▼
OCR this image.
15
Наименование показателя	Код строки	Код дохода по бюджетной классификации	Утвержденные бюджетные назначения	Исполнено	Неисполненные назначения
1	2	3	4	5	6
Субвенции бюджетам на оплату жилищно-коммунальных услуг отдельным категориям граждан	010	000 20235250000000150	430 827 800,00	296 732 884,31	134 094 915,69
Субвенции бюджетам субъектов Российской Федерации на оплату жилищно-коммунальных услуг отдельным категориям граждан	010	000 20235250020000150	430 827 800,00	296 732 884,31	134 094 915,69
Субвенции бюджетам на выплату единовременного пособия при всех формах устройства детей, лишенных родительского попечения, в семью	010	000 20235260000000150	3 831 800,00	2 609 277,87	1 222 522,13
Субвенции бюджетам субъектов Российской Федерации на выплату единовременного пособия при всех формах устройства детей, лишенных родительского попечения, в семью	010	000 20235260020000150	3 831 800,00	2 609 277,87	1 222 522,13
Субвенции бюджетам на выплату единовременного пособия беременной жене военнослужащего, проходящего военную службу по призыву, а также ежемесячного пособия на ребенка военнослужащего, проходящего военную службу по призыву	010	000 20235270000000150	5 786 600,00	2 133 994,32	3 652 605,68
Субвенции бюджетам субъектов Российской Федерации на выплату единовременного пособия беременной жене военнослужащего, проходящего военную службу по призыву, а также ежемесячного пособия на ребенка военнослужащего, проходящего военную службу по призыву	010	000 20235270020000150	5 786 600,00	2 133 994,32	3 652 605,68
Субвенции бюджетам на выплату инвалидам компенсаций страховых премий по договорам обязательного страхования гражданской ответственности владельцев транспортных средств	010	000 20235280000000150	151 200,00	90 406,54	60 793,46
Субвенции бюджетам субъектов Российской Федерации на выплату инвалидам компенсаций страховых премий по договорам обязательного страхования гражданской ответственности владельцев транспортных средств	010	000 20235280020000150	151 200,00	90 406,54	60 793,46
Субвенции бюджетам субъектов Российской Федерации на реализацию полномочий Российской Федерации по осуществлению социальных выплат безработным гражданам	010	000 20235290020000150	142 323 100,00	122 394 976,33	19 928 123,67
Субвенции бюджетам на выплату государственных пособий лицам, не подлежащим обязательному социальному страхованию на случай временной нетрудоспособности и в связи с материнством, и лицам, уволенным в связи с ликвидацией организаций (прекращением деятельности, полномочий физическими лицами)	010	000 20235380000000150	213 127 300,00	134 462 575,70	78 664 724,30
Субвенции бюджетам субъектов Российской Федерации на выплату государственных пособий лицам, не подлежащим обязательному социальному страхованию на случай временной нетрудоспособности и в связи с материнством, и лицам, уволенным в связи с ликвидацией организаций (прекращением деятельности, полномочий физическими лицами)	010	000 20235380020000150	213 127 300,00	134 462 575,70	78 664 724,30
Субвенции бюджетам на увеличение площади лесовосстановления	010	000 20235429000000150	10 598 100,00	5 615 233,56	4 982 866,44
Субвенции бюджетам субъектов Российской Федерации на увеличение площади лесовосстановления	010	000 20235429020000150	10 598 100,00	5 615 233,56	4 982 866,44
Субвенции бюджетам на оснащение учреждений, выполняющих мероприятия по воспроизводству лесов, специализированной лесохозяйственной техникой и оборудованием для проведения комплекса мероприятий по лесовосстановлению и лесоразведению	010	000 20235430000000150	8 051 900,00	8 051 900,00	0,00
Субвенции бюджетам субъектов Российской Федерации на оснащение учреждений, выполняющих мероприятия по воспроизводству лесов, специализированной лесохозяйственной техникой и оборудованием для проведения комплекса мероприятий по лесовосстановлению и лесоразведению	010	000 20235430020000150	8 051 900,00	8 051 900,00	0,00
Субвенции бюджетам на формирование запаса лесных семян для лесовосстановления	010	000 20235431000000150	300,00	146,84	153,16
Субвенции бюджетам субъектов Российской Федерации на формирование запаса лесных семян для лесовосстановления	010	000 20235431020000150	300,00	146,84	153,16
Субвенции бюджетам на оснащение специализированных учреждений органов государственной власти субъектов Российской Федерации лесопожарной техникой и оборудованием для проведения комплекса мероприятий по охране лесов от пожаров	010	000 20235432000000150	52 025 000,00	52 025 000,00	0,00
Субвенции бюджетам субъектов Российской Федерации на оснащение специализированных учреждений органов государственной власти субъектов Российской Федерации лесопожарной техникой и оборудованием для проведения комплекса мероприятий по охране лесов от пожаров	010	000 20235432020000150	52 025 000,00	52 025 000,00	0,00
▲
DIRECTIONS:
Reproduce each entry word for word.

TASK ANSWER:
OCR this image.
15
Наименование показателя	Код строки	Код дохода по бюджетной классификации	Утвержденные бюджетные назначения	Исполнено	Неисполненные назначения
1	2	3	4	5	6
Субвенции бюджетам на оплату жилищно-коммунальных услуг отдельным категориям граждан	010	000 20235250000000150	430 827 800,00	296 732 884,31	134 094 915,69
Субвенции бюджетам субъектов Российской Федерации на оплату жилищно-коммунальных услуг отдельным категориям граждан	010	000 20235250020000150	430 827 800,00	296 732 884,31	134 094 915,69
Субвенции бюджетам на выплату единовременного пособия при всех формах устройства детей, лишенных родительского попечения, в семью	010	000 20235260000000150	3 831 800,00	2 609 277,87	1 222 522,13
Субвенции бюджетам субъектов Российской Федерации на выплату единовременного пособия при всех формах устройства детей, лишенных родительского попечения, в семью	010	000 20235260020000150	3 831 800,00	2 609 277,87	1 222 522,13
Субвенции бюджетам на выплату единовременного пособия беременной жене военнослужащего, проходящего военную службу по призыву, а также ежемесячного пособия на ребенка военнослужащего, проходящего военную службу по призыву	010	000 20235270000000150	5 786 600,00	2 133 994,32	3 652 605,68
Субвенции бюджетам субъектов Российской Федерации на выплату единовременного пособия беременной жене военнослужащего, проходящего военную службу по призыву, а также ежемесячного пособия на ребенка военнослужащего, проходящего военную службу по призыву	010	000 20235270020000150	5 786 600,00	2 133 994,32	3 652 605,68
Субвенции бюджетам на выплату инвалидам компенсаций страховых премий по договорам обязательного страхования гражданской ответственности владельцев транспортных средств	010	000 20235280000000150	151 200,00	90 406,54	60 793,46
Субвенции бюджетам субъектов Российской Федерации на выплату инвалидам компенсаций страховых премий по договорам обязательного страхования гражданской ответственности владельцев транспортных средств	010	000 20235280020000150	151 200,00	90 406,54	60 793,46
Субвенции бюджетам субъектов Российской Федерации на реализацию полномочий Российской Федерации по осуществлению социальных выплат безработным гражданам	010	000 20235290020000150	142 323 100,00	122 394 976,33	19 928 123,67
Субвенции бюджетам на выплату государственных пособий лицам, не подлежащим обязательному социальному страхованию на случай временной нетрудоспособности и в связи с материнством, и лицам, уволенным в связи с ликвидацией организаций (прекращением деятельности, полномочий физическими лицами)	010	000 20235380000000150	213 127 300,00	134 462 575,70	78 664 724,30
Субвенции бюджетам субъектов Российской Федерации на выплату государственных пособий лицам, не подлежащим обязательному социальному страхованию на случай временной нетрудоспособности и в связи с материнством, и лицам, уволенным в связи с ликвидацией организаций (прекращением деятельности, полномочий физическими лицами)	010	000 20235380020000150	213 127 300,00	134 462 575,70	78 664 724,30
Субвенции бюджетам на увеличение площади лесовосстановления	010	000 20235429000000150	10 598 100,00	5 615 233,56	4 982 866,44
Субвенции бюджетам субъектов Российской Федерации на увеличение площади лесовосстановления	010	000 20235429020000150	10 598 100,00	5 615 233,56	4 982 866,44
Субвенции бюджетам на оснащение учреждений, выполняющих мероприятия по воспроизводству лесов, специализированной лесохозяйственной техникой и оборудованием для проведения комплекса мероприятий по лесовосстановлению и лесоразведению	010	000 20235430000000150	8 051 900,00	8 051 900,00	0,00
Субвенции бюджетам субъектов Российской Федерации на оснащение учреждений, выполняющих мероприятия по воспроизводству лесов, специализированной лесохозяйственной техникой и оборудованием для проведения комплекса мероприятий по лесовосстановлению и лесоразведению	010	000 20235430020000150	8 051 900,00	8 051 900,00	0,00
Субвенции бюджетам на формирование запаса лесных семян для лесовосстановления	010	000 20235431000000150	300,00	146,84	153,16
Субвенции бюджетам субъектов Российской Федерации на формирование запаса лесных семян для лесовосстановления	010	000 20235431020000150	300,00	146,84	153,16
Субвенции бюджетам на оснащение специализированных учреждений органов государственной власти субъектов Российской Федерации лесопожарной техникой и оборудованием для проведения комплекса мероприятий по охране лесов от пожаров	010	000 20235432000000150	52 025 000,00	52 025 000,00	0,00
Субвенции бюджетам субъектов Российской Федерации на оснащение специализированных учреждений органов государственной власти субъектов Российской Федерации лесопожарной техникой и оборудованием для проведения комплекса мероприятий по охране лесов от пожаров	010	000 20235432020000150	52 025 000,00	52 025 000,00	0,00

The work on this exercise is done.